------ Input material

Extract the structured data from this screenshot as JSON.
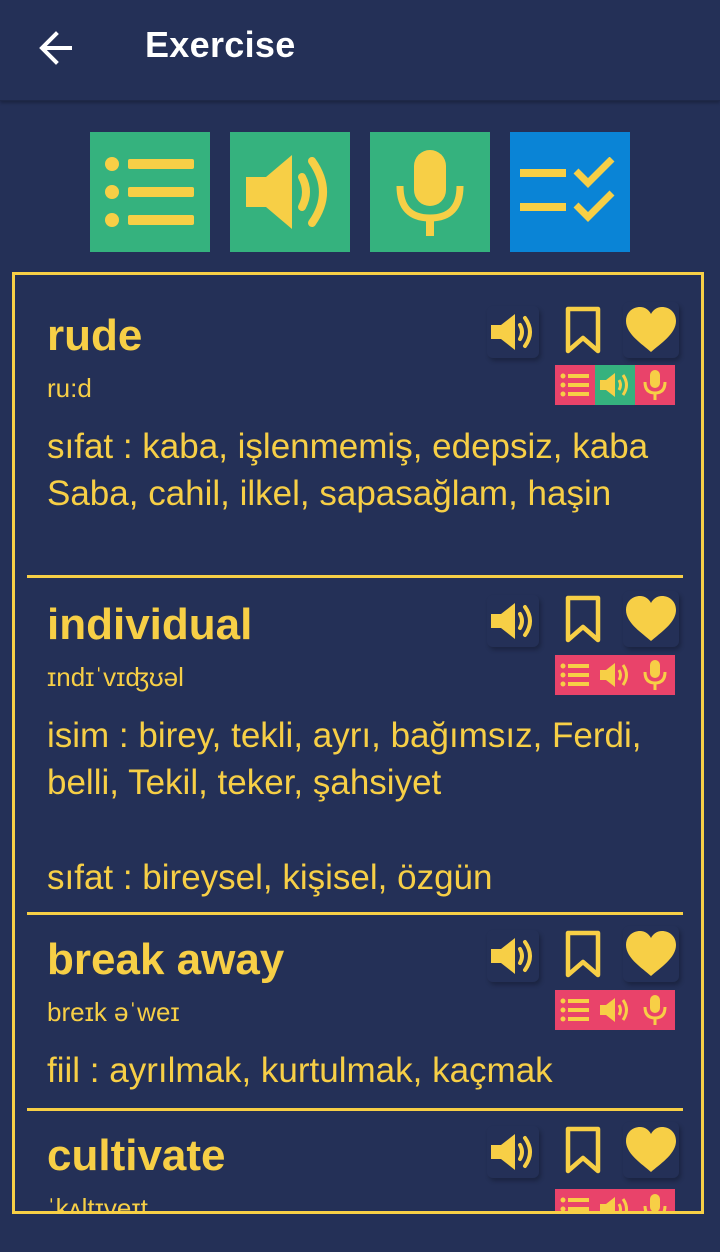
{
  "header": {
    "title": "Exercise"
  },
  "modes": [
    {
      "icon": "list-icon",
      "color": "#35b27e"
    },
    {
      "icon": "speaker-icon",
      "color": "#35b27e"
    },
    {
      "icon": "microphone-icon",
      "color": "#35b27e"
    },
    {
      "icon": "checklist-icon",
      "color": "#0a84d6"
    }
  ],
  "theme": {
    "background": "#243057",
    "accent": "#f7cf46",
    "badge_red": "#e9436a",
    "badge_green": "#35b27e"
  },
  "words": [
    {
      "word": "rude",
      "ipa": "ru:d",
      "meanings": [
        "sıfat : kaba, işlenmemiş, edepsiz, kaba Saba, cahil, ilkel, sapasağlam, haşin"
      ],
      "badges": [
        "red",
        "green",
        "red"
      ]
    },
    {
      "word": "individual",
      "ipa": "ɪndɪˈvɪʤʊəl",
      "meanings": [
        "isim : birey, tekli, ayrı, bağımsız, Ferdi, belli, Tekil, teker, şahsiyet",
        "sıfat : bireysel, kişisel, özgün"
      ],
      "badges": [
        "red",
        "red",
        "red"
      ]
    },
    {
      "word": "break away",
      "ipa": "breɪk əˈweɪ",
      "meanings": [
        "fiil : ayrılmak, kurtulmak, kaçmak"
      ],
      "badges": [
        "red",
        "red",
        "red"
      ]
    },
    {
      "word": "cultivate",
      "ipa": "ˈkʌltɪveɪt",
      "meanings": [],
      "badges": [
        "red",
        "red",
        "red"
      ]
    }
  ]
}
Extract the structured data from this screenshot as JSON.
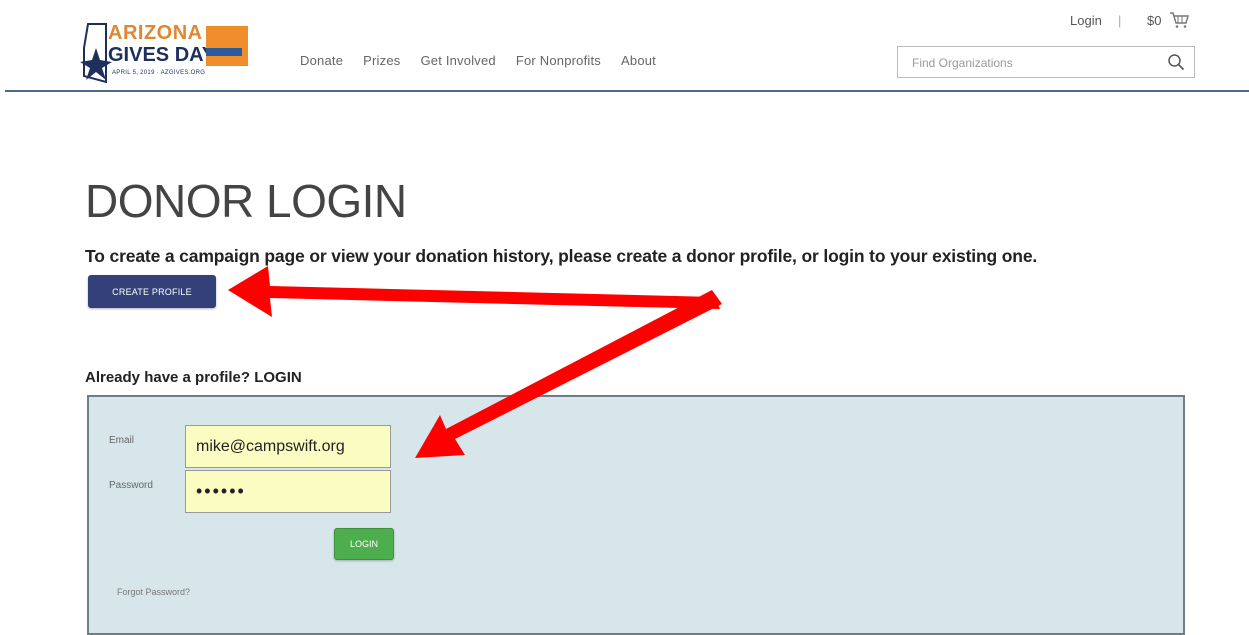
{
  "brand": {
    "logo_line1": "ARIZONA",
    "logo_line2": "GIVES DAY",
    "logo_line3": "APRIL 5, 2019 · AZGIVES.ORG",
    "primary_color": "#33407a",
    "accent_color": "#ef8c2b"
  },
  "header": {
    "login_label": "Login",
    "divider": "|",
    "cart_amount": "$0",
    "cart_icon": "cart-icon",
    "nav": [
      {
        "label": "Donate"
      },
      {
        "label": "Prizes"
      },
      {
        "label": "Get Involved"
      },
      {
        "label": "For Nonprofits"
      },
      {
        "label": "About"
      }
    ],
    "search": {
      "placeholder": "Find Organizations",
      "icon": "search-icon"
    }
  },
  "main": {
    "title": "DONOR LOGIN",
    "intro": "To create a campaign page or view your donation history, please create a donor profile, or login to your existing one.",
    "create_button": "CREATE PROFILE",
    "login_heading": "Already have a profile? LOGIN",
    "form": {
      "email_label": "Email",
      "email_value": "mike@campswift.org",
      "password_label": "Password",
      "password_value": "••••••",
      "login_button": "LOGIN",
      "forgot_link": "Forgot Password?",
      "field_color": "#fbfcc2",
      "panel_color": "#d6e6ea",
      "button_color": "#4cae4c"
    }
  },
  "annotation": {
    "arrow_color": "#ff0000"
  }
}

------------

With the pictures omitted, reproduce the records in full and exactly.

### Problem solution
Extract the structured data from this screenshot as JSON.
{
  "header": {
    "title": "Exercise"
  },
  "modes": [
    {
      "icon": "list-icon",
      "color": "#35b27e"
    },
    {
      "icon": "speaker-icon",
      "color": "#35b27e"
    },
    {
      "icon": "microphone-icon",
      "color": "#35b27e"
    },
    {
      "icon": "checklist-icon",
      "color": "#0a84d6"
    }
  ],
  "theme": {
    "background": "#243057",
    "accent": "#f7cf46",
    "badge_red": "#e9436a",
    "badge_green": "#35b27e"
  },
  "words": [
    {
      "word": "rude",
      "ipa": "ru:d",
      "meanings": [
        "sıfat : kaba, işlenmemiş, edepsiz, kaba Saba, cahil, ilkel, sapasağlam, haşin"
      ],
      "badges": [
        "red",
        "green",
        "red"
      ]
    },
    {
      "word": "individual",
      "ipa": "ɪndɪˈvɪʤʊəl",
      "meanings": [
        "isim : birey, tekli, ayrı, bağımsız, Ferdi, belli, Tekil, teker, şahsiyet",
        "sıfat : bireysel, kişisel, özgün"
      ],
      "badges": [
        "red",
        "red",
        "red"
      ]
    },
    {
      "word": "break away",
      "ipa": "breɪk əˈweɪ",
      "meanings": [
        "fiil : ayrılmak, kurtulmak, kaçmak"
      ],
      "badges": [
        "red",
        "red",
        "red"
      ]
    },
    {
      "word": "cultivate",
      "ipa": "ˈkʌltɪveɪt",
      "meanings": [],
      "badges": [
        "red",
        "red",
        "red"
      ]
    }
  ]
}
Extract the structured data from this screenshot as JSON.
{
  "brand": {
    "logo_line1": "ARIZONA",
    "logo_line2": "GIVES DAY",
    "logo_line3": "APRIL 5, 2019 · AZGIVES.ORG",
    "primary_color": "#33407a",
    "accent_color": "#ef8c2b"
  },
  "header": {
    "login_label": "Login",
    "divider": "|",
    "cart_amount": "$0",
    "cart_icon": "cart-icon",
    "nav": [
      {
        "label": "Donate"
      },
      {
        "label": "Prizes"
      },
      {
        "label": "Get Involved"
      },
      {
        "label": "For Nonprofits"
      },
      {
        "label": "About"
      }
    ],
    "search": {
      "placeholder": "Find Organizations",
      "icon": "search-icon"
    }
  },
  "main": {
    "title": "DONOR LOGIN",
    "intro": "To create a campaign page or view your donation history, please create a donor profile, or login to your existing one.",
    "create_button": "CREATE PROFILE",
    "login_heading": "Already have a profile? LOGIN",
    "form": {
      "email_label": "Email",
      "email_value": "mike@campswift.org",
      "password_label": "Password",
      "password_value": "••••••",
      "login_button": "LOGIN",
      "forgot_link": "Forgot Password?",
      "field_color": "#fbfcc2",
      "panel_color": "#d6e6ea",
      "button_color": "#4cae4c"
    }
  },
  "annotation": {
    "arrow_color": "#ff0000"
  }
}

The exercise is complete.